= Sayfa metni =

+++

Kilimlerin dokumasında kullanılan ipler, geleneksel ip boyama yöntemleri ile coğrafyasında yetişen bitkilerin meyvelerden yapılır. Yün ve ipleri doğal yöntemlerle ve kökboyası denilen boyama işleri ile boyanır. Boyama şekli her yörede farklı şekillerde ve geleneksel bilgi ve öğretilerle yapılır. Gümüşhane coğrafyasında yetişen bitkilerden elde edilen renkler; Kökboya- Kahverengi-kırmızı renk, Aspir- Sarı-yeşil renk, Ceviz- Haki ve yeşilin tüm tonları, Sütleğen- Sarı-yeşil ve tonları, Labada- Kahverengi ve tonları, Kekik- Sarı-yeşil-gri, Papatya- Sarı ve tonları, yaygın olarak karşımıza çıkan renklerdir.

+++

= Görevler =
- A) Kilim boyaları metni şu ifadeleri doğruluyor mu: (i) boyama her yörede aynı biçimde yapılır, (ii) cevizden haki ve yeşilin tüm tonları elde edilir, (iii) papatyadan kırmızı renk elde edilir? Her biri için evet ya da hayır deyin ve kararı belirleyen sözleri metinden aynen aktarın.
- B) Kilim boyaları metnini son cümlesinden sonra birkaç cümleyle sürdürün.

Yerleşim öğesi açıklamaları
+++

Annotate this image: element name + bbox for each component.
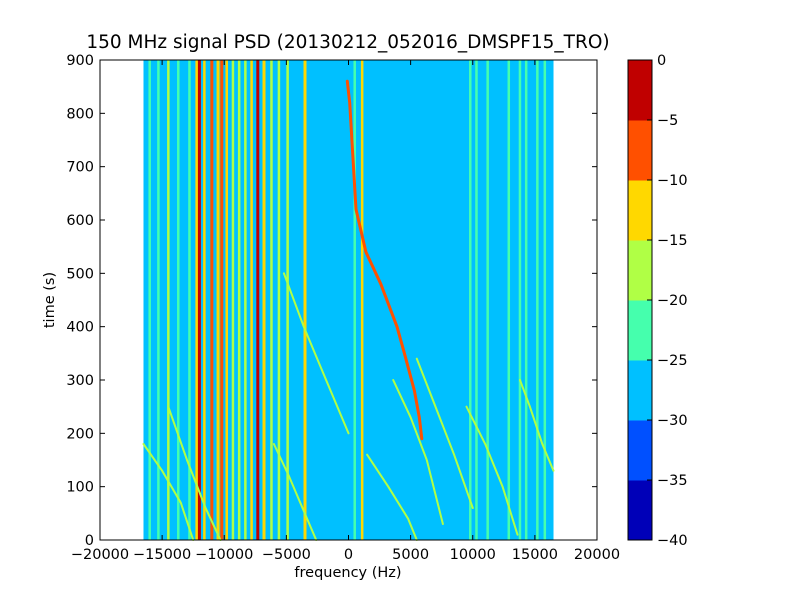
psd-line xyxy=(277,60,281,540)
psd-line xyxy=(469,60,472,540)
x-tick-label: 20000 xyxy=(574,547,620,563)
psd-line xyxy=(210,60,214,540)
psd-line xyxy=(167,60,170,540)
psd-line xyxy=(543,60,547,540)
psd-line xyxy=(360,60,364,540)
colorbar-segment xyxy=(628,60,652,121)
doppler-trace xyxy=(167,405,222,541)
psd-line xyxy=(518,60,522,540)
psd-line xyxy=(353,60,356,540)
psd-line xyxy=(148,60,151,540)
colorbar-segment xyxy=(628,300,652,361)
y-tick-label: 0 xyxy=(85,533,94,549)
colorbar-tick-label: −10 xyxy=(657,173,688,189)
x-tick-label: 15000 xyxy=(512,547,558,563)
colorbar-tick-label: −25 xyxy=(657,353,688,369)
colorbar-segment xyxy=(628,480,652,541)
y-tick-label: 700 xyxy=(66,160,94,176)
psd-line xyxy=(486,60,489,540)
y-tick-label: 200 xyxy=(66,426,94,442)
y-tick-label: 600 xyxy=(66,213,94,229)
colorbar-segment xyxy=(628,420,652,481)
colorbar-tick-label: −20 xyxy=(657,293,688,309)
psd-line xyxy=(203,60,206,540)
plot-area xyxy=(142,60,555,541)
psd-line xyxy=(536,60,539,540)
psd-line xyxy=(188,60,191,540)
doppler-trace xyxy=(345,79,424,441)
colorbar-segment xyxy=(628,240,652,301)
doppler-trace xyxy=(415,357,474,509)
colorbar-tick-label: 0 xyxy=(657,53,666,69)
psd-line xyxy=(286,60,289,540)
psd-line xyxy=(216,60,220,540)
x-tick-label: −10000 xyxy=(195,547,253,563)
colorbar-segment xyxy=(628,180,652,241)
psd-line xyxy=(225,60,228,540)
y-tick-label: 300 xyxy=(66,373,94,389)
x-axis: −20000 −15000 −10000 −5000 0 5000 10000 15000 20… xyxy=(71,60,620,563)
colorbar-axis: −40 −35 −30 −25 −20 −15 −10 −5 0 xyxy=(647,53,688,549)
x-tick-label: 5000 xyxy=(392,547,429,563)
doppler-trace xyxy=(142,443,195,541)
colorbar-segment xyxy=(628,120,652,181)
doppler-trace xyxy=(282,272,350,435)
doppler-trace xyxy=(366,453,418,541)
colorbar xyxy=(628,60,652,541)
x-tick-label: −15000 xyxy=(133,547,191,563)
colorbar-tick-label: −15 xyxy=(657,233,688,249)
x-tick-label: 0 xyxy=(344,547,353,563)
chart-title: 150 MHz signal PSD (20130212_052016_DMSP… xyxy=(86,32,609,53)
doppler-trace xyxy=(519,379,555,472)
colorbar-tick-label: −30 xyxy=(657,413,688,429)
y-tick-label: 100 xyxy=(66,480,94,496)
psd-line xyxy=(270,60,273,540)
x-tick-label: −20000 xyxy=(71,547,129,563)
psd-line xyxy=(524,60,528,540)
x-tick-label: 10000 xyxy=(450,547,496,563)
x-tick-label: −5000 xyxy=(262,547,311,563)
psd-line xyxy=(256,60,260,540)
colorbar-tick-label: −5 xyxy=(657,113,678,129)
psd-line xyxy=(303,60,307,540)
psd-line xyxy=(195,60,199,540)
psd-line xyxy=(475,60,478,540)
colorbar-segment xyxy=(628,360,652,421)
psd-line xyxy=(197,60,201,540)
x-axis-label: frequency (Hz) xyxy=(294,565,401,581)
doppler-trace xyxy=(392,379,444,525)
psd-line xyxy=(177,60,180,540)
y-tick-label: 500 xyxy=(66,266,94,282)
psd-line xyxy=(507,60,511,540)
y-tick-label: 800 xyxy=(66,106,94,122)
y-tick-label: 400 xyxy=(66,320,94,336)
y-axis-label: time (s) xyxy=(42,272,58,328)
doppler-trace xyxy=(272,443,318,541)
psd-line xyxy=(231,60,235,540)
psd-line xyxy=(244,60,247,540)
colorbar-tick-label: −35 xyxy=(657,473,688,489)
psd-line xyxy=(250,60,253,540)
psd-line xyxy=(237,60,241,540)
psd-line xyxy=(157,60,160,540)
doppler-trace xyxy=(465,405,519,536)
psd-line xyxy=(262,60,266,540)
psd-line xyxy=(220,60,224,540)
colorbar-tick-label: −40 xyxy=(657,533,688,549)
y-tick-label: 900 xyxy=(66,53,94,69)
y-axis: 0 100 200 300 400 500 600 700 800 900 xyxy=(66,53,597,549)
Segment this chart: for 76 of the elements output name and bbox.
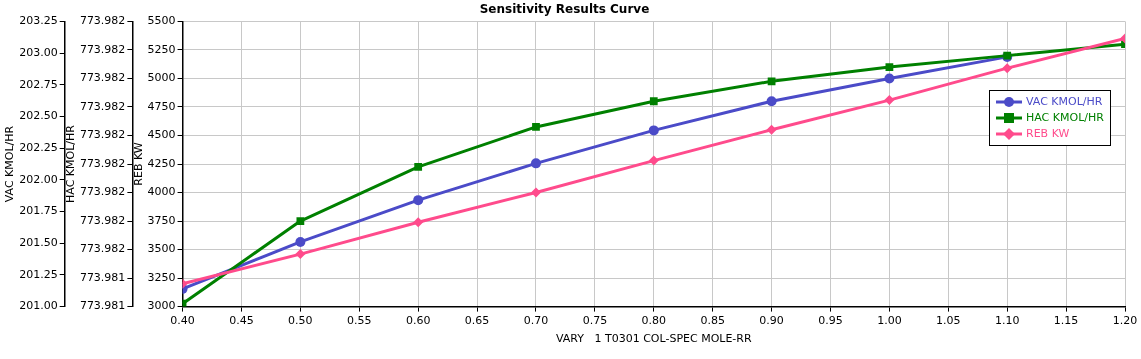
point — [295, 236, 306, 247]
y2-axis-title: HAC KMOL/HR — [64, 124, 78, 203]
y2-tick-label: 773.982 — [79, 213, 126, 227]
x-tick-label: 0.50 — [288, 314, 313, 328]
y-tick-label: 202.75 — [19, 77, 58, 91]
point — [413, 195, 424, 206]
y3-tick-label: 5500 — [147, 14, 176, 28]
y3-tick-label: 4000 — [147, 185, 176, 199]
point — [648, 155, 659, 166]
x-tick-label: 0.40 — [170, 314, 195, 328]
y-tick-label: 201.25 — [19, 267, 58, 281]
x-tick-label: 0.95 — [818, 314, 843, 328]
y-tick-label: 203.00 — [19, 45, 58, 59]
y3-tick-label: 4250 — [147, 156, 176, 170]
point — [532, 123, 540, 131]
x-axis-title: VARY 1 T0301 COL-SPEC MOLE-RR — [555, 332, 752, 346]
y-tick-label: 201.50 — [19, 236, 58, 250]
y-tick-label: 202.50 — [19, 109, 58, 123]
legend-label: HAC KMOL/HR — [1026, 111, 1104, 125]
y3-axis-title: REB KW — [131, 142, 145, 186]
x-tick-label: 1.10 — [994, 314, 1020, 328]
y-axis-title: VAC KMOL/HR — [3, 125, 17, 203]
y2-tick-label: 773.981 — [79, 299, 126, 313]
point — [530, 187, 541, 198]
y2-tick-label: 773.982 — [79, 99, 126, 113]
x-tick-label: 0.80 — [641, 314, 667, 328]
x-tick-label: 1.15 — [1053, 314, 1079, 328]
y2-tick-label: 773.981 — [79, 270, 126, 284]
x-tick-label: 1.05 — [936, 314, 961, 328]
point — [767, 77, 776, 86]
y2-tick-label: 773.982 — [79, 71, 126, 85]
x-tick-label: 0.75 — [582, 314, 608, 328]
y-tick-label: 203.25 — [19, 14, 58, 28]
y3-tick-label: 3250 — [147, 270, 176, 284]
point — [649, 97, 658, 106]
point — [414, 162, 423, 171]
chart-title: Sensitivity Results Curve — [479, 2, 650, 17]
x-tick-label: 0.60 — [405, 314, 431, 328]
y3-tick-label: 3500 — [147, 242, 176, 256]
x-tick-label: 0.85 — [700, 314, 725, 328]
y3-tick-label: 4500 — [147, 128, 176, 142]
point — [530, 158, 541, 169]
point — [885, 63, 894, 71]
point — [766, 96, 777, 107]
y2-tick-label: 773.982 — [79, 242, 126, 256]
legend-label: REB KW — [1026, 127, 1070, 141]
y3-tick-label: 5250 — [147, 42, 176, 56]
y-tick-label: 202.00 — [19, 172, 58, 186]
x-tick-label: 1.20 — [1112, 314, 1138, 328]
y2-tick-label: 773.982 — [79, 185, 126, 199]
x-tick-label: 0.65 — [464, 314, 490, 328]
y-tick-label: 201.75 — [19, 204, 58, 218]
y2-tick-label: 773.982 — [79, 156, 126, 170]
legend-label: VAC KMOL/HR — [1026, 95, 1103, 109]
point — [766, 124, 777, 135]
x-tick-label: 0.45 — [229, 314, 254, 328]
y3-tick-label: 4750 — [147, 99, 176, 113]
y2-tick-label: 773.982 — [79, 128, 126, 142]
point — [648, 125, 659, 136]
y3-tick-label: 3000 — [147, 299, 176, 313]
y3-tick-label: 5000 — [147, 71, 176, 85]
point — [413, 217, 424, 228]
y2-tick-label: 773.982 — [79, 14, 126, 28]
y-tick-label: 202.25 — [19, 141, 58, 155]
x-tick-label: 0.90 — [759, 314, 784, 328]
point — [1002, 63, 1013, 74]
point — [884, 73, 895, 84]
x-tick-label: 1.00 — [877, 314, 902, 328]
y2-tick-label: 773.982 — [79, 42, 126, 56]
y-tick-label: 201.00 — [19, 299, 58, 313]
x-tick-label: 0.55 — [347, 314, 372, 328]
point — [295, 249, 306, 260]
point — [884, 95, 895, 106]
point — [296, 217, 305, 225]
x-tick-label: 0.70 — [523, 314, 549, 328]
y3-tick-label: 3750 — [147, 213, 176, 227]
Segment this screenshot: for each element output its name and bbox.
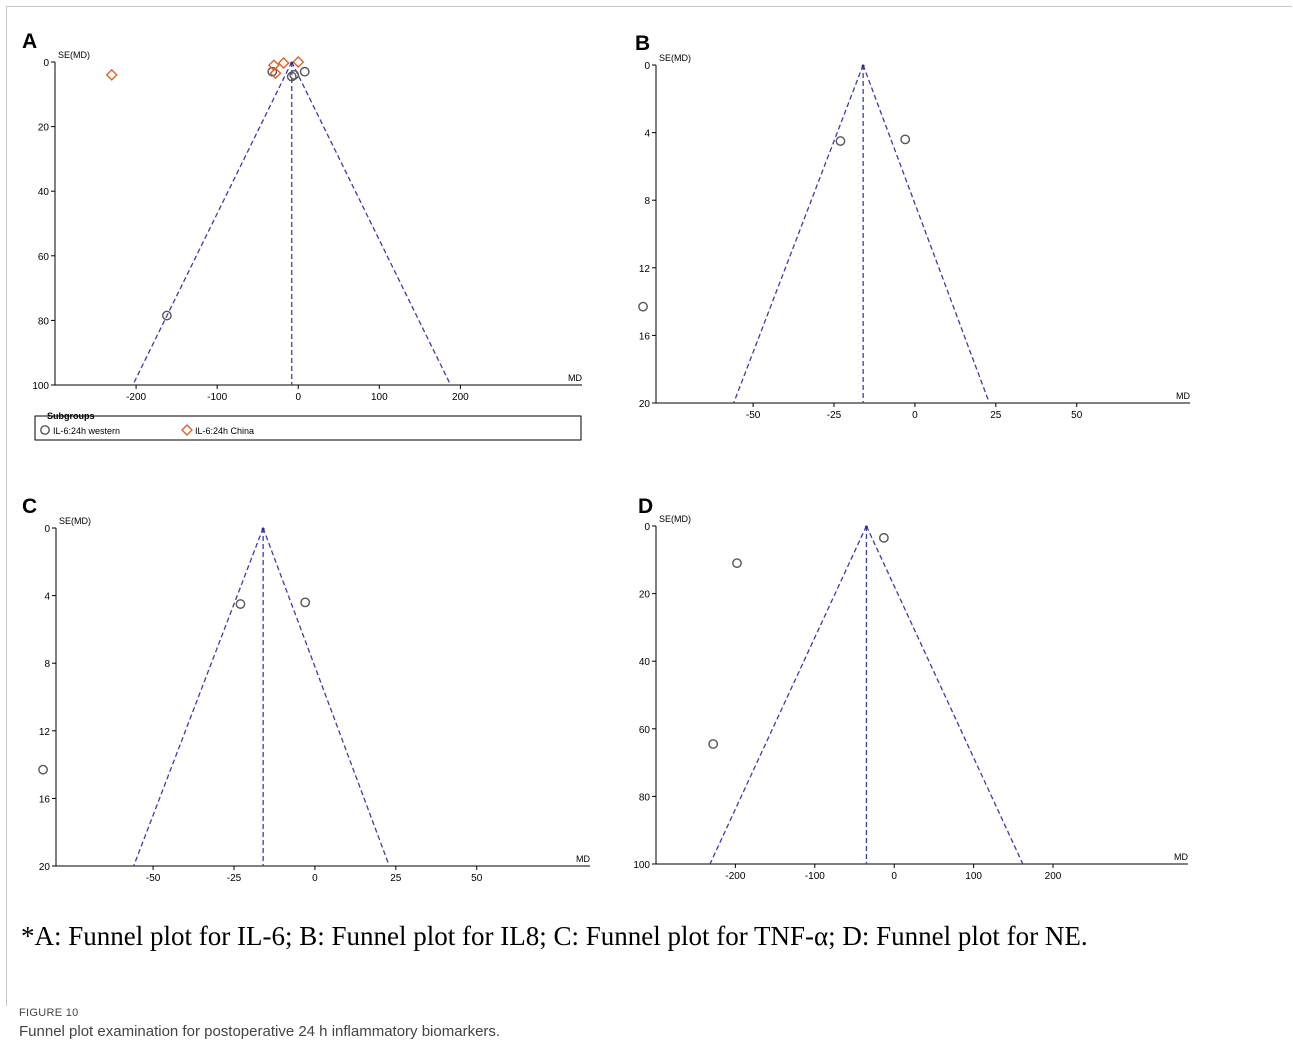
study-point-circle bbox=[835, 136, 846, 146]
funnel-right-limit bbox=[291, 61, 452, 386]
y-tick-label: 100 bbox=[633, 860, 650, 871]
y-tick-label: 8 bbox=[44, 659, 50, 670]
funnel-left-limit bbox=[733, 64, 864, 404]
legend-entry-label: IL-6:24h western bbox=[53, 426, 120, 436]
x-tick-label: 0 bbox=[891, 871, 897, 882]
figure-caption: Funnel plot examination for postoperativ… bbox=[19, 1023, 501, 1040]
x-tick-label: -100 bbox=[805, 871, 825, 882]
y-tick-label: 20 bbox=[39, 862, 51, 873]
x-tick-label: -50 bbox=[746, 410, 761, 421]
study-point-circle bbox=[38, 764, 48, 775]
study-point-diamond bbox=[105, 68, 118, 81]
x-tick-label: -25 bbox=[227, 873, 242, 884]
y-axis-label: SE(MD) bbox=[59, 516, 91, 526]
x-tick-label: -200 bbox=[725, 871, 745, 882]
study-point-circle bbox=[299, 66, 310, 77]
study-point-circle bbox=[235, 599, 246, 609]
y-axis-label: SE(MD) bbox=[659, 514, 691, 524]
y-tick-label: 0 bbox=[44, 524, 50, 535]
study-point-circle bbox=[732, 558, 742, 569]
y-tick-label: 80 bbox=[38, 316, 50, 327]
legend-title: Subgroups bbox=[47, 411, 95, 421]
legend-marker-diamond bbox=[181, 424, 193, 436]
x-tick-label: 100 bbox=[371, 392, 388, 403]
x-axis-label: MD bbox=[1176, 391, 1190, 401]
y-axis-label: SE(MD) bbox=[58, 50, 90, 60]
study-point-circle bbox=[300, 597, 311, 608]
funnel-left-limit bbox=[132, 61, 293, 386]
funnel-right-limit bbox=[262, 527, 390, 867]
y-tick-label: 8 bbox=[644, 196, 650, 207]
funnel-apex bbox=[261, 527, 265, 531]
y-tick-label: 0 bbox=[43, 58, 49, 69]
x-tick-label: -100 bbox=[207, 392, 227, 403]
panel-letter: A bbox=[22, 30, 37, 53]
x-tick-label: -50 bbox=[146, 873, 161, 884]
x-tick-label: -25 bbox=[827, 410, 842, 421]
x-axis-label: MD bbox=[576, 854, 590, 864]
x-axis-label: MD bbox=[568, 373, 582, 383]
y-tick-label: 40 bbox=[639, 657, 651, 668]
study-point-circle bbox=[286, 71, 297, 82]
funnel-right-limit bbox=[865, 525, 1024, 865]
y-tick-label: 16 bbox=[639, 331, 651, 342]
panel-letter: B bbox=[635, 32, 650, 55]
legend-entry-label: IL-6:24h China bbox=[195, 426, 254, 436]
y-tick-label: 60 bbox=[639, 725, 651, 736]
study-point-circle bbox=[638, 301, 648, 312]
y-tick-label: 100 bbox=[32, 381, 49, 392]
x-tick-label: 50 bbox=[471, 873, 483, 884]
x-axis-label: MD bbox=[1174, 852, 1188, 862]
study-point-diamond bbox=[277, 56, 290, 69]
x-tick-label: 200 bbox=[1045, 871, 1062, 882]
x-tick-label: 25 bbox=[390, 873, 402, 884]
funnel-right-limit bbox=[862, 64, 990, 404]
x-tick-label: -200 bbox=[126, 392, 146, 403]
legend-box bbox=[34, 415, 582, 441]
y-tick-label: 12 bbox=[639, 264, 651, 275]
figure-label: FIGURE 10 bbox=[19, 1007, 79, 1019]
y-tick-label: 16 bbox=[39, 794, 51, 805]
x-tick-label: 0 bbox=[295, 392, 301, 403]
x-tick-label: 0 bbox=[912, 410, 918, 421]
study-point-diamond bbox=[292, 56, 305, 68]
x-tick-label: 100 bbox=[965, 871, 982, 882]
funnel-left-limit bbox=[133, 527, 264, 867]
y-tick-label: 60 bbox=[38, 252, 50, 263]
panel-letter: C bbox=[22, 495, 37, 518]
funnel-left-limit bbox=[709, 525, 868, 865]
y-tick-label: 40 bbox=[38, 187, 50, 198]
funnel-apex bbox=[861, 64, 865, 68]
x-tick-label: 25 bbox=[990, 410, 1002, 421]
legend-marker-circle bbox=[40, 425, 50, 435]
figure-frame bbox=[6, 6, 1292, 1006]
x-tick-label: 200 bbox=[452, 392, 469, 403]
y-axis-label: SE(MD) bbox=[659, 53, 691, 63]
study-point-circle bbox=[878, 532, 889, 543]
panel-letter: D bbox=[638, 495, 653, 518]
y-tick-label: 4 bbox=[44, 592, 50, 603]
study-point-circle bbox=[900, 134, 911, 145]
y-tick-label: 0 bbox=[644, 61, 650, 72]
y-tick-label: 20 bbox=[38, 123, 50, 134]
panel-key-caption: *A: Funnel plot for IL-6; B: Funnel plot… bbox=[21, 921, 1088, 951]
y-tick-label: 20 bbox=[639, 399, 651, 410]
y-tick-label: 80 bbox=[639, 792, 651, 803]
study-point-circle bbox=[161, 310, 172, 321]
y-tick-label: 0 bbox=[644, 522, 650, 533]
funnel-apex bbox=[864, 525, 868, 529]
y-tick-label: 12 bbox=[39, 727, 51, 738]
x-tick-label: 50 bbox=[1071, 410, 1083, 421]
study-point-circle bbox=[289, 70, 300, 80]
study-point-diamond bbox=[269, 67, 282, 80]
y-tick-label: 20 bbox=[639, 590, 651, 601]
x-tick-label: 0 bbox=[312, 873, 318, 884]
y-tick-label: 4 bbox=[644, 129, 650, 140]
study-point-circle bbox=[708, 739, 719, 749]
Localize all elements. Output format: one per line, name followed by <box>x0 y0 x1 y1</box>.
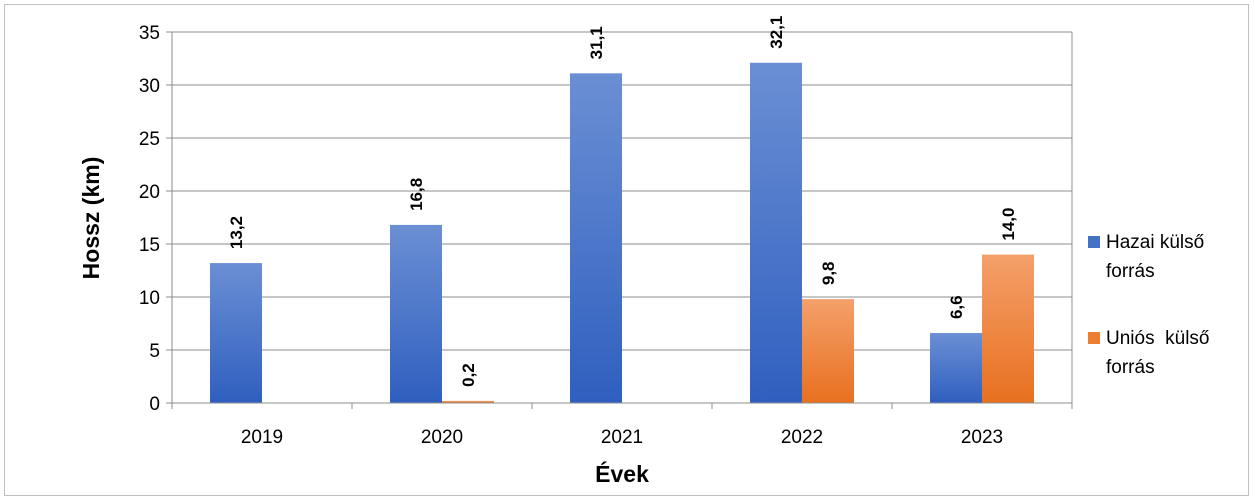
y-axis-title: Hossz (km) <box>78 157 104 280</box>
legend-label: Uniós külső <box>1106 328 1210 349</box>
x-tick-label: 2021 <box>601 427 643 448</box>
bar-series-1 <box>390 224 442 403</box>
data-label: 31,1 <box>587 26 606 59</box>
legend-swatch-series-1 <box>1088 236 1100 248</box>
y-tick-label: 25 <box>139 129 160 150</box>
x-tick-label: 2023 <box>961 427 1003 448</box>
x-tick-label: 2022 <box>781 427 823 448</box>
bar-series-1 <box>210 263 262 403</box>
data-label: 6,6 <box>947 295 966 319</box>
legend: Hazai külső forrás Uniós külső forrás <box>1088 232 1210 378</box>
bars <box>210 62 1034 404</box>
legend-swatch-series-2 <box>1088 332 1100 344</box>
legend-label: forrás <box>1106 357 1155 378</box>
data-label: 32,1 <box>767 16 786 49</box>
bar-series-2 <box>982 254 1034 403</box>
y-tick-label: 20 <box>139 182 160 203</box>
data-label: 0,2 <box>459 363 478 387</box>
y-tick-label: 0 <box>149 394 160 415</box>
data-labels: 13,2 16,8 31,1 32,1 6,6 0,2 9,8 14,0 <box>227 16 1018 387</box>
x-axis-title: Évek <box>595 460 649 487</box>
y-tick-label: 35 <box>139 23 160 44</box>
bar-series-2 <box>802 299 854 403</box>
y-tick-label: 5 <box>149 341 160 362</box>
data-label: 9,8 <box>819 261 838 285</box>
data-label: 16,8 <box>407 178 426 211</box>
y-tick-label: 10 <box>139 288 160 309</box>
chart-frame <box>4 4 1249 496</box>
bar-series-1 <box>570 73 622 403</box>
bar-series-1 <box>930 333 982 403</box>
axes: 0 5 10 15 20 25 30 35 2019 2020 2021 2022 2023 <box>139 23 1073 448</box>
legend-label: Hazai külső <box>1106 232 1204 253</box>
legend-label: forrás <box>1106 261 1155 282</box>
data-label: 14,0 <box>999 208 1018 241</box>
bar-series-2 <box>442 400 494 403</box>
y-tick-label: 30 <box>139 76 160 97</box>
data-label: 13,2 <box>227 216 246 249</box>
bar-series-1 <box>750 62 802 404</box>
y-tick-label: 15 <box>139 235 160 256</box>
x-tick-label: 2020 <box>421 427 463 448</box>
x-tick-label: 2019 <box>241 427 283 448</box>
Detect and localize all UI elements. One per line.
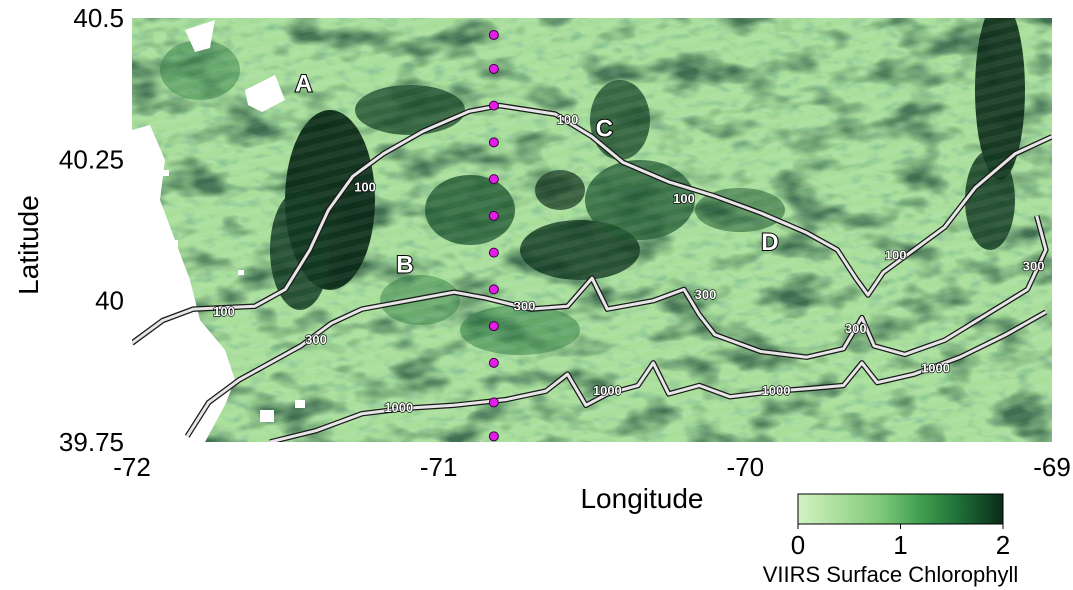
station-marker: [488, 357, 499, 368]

+++

= Beklenen yanıtlar =
- A)
(i) Hayır: "Boyama şekli her yörede farklı şekillerde ve geleneksel bilgi ve öğretilerle yapılır."
(ii) Evet: "Ceviz- Haki ve yeşilin tüm tonları"
(iii) Hayır: "Papatya- Sarı ve tonları"

- B)
Kilimin ortak bir özel dil olduğuna dair anlatılan birçok hikâye vardır. Bunlardan bir tanesini nakledelim.
Bir gün Anadolu'dan devrin padişahına katırlar yüklü hediyeler, eşyalar gönderilir. Hediyeler arasında bir adet köyde dokunmuş kilim de vardır. Padişah kilime bakınca gözleri dolar, içi sızlar. Sonra yaverlerine,
"Tez gidin, bu kilimi dokuyan kızın babasını bana getirin" der.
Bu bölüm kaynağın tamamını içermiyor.